**Request A:** Decide whether each statement agrees with the passage on managed and linked modes: (i) object-storage cleanup happens immediately after a removal, (ii) managed mode works well for the first few hundred MB of content per bot, (iii) managed mode supports per-document ACLs. Answer yes or no for each, quoting the deciding words of the passage.
**Request B:** In the passage on managed and linked modes, condense the part beginning "Switch to linked mode when" into one short paragraph that keeps its four conditions.
**Request C:** Proceed with the passage on managed and linked modes, starting right after its final sentence.

**Text passage:**
§

Removals are immediate at the index level — the chunks vanish from retrieval. Object-storage cleanup happens asynchronously.

## When to switch to linked mode

Managed mode is the simplest path and works well for the first few hundred MB of content per bot.

Switch to linked mode when:

- The same content powers multiple bots (one tenant, multiple deployments — internal-Slack-bot + public-help-bot answering from the same handbook).
- A non-bot team owns the knowledge (the legal team manages a ScaiMatrix collection of contracts; bots only read it).
- The corpus is too large for per-bot management (thousands of documents, terabytes of source material).
- You need fine-grained access control on chunks (ScaiMatrix supports per-document ACLs; managed mode treats the whole bot uniformly).

§

**Dataset content:**

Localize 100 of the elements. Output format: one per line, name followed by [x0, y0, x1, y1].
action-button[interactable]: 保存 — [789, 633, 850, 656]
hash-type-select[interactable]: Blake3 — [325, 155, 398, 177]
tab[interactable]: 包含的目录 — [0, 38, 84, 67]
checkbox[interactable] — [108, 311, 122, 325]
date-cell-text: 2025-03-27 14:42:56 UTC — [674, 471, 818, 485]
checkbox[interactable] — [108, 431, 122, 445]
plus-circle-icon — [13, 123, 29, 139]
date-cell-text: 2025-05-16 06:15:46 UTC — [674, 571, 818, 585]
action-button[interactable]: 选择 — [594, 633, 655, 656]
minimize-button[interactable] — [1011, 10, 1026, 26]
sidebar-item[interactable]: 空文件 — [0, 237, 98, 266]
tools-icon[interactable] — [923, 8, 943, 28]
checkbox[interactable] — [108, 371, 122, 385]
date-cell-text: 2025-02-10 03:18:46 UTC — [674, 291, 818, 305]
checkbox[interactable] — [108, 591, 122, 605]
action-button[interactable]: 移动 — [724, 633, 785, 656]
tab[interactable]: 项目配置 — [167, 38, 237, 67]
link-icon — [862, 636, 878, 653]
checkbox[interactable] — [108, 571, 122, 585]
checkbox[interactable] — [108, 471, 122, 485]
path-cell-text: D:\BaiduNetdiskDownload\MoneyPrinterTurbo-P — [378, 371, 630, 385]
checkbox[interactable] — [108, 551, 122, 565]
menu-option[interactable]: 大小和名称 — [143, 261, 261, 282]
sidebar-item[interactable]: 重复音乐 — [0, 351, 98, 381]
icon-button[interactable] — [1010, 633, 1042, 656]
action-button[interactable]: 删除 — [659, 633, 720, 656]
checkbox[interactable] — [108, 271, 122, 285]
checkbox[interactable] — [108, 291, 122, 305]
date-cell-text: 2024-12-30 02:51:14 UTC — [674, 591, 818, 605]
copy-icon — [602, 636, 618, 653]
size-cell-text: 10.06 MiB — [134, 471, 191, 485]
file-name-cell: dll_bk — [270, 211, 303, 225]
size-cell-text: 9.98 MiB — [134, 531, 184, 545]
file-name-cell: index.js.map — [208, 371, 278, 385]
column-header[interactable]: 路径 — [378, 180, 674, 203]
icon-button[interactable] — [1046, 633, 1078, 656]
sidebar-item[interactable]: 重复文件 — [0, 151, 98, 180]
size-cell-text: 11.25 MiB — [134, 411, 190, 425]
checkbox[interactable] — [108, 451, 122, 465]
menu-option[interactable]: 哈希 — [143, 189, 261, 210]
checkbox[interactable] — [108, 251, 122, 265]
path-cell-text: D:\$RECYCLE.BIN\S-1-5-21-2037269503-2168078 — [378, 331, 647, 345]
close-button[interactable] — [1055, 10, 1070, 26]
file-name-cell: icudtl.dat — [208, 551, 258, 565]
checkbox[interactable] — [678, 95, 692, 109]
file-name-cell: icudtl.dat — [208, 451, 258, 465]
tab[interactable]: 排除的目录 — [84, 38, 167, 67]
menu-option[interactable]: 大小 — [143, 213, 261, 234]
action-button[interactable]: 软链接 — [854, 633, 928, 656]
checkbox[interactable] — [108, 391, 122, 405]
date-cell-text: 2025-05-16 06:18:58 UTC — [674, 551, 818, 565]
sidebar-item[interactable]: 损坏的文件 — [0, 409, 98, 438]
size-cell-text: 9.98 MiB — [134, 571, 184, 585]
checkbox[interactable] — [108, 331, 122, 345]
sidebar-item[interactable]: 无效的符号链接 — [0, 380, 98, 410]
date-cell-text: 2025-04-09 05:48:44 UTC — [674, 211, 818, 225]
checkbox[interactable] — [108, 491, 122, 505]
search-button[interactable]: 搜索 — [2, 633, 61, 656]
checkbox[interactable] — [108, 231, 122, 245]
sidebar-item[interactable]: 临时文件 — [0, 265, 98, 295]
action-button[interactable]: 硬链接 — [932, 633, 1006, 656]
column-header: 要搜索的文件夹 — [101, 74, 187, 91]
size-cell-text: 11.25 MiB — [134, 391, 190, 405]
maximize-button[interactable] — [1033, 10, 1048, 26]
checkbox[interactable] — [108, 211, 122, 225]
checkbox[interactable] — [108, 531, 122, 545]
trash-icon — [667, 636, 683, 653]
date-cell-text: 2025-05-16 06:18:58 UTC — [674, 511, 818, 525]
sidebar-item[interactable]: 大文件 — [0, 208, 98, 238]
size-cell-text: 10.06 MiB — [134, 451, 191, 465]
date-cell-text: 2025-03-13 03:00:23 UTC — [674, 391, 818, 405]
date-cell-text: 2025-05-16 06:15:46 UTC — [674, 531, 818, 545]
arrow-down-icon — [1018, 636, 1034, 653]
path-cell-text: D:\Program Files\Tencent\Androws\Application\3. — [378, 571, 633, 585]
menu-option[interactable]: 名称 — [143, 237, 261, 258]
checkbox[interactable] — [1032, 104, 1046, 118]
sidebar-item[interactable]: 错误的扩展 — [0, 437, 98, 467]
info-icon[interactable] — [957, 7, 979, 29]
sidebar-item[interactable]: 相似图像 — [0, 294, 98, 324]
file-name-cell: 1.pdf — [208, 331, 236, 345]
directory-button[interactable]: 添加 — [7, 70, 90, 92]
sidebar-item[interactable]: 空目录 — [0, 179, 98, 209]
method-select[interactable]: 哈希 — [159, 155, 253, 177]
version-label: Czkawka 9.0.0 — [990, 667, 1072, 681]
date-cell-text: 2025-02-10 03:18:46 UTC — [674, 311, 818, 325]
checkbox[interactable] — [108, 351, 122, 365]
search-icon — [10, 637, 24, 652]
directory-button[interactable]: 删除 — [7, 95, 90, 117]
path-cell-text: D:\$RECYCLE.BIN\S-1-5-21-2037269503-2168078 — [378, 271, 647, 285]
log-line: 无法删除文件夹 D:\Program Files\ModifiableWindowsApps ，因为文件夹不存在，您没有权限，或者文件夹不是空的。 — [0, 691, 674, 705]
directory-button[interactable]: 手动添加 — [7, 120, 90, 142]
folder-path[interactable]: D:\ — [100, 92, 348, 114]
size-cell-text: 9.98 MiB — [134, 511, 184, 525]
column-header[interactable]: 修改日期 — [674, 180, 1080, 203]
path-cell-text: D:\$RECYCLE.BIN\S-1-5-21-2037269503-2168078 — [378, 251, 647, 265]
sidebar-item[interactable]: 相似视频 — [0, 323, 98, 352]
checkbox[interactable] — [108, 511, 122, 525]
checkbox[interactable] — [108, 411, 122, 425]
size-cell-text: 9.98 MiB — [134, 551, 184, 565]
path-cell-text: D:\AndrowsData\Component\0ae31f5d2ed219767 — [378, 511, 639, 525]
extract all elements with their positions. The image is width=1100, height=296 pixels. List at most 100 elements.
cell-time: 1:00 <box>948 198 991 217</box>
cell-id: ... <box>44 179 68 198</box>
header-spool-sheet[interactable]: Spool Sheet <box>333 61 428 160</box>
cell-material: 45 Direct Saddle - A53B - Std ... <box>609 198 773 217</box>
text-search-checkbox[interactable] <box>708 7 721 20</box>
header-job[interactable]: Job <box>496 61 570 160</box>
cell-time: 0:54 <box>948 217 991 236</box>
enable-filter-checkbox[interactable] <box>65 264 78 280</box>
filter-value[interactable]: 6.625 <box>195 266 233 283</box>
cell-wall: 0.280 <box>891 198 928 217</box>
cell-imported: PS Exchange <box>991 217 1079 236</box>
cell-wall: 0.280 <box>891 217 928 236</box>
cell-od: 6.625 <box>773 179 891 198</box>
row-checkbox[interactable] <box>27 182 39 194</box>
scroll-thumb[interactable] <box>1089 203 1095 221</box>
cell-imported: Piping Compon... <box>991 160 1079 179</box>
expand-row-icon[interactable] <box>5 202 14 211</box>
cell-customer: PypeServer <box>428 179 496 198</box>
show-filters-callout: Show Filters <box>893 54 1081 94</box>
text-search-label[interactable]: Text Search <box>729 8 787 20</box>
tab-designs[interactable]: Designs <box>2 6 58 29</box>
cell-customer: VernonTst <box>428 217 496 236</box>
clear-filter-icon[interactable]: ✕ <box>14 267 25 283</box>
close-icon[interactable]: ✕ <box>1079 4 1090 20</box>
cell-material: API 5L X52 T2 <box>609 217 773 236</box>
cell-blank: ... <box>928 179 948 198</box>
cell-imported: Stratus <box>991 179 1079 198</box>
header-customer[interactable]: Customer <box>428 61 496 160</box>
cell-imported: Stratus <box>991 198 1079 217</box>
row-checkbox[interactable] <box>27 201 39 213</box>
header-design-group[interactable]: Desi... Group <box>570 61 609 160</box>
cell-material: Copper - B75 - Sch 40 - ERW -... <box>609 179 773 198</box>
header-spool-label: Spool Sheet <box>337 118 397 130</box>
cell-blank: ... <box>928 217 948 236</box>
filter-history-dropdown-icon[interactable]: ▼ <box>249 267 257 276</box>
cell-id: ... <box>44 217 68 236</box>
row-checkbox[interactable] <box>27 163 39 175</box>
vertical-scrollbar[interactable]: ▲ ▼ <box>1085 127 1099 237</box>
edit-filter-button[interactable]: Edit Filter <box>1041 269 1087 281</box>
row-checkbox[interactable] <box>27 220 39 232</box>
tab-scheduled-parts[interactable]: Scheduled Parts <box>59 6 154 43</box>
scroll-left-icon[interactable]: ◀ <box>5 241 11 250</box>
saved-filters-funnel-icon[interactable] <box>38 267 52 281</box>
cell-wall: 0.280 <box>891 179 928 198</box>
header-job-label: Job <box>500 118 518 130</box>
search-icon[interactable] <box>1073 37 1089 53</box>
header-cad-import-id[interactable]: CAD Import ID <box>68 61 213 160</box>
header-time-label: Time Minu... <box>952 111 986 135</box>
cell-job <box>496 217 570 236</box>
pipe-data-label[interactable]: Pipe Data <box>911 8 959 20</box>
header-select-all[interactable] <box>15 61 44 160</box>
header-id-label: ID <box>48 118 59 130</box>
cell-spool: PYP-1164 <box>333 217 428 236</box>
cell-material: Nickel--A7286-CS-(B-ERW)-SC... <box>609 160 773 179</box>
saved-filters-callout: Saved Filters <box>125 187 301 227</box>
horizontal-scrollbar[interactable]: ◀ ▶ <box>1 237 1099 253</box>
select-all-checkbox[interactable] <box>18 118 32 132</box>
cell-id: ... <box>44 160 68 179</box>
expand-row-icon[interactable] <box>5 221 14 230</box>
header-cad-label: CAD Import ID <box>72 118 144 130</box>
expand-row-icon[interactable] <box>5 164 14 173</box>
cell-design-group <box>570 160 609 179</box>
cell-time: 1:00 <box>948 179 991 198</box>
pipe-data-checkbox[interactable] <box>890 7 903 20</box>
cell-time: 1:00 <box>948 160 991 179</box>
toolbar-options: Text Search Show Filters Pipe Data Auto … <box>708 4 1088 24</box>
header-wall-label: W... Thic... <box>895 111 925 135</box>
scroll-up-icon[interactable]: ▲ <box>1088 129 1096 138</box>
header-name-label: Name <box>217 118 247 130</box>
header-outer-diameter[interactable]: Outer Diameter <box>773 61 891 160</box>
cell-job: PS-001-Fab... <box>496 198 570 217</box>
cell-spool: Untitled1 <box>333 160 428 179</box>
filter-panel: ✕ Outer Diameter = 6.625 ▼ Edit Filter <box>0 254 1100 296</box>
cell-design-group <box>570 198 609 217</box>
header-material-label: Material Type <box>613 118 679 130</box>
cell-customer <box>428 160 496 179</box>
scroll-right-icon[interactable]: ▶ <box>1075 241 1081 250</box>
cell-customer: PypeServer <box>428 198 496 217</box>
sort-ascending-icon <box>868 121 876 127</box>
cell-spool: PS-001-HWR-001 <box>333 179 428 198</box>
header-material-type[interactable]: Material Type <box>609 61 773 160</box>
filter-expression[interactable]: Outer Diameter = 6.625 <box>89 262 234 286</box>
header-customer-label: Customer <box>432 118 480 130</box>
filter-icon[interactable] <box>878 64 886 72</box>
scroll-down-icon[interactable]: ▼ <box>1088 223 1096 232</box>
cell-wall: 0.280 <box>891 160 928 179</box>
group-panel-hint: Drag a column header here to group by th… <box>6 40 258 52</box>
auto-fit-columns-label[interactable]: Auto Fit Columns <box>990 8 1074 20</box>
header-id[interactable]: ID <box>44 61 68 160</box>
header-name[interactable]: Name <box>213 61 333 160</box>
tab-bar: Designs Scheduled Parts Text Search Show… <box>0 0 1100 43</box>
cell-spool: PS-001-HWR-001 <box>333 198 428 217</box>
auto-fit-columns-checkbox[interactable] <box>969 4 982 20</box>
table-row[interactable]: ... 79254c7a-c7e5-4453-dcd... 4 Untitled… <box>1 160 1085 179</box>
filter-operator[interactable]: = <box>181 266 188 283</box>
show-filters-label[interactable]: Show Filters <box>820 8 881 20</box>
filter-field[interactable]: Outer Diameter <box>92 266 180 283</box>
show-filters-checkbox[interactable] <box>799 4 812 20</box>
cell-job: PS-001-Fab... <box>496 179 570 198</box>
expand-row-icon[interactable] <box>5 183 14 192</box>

§

**Expected answer A:**
(i) No: "Object-storage cleanup happens asynchronously."
(ii) Yes: "Managed mode is the simplest path and works well for the first few hundred MB of content per bot."
(iii) No: "ScaiMatrix supports per-document ACLs; managed mode treats the whole bot uniformly"

**Expected answer B:** Linked mode is the better choice when several bots draw on the same content, when a team other than the bot owners manages the knowledge and bots only read it, when the corpus is too large to manage per bot, or when chunks need fine-grained access control, since ScaiMatrix allows per-document ACLs while managed mode applies the same access to the whole bot.

**Expected answer C:**
## Supported document types

| Type | Notes |
|---|---|
| PDF | Most common. Tables and footnotes preserved; column flow detected. |
| DOCX | Headings preserved as semantic boundaries. |
| Markdown | H1/H2/H3 used as boundaries. |
| HTML | Stripped of nav/script/style; `<main>` preferred when present. |
| Plain text | Chunked by paragraph and sentence. |
| JSON / YAML | Treated as plain text — structured retrieval is not yet supported. |

For images of scanned PDFs (no text layer), OCR is performed automatically — quality varies with scan quality.

## Limits

- Single-document max size: 50 MB.
- Per-bot managed-knowledge cap: 5,000 documents (raise the limit through your account team for larger corpora).
- Per-chunk retrieval: maximum 50 chunks at chat time (you should aim much lower).
- Indexing timeout: 10 minutes per document. Larger documents are accepted but may need retry.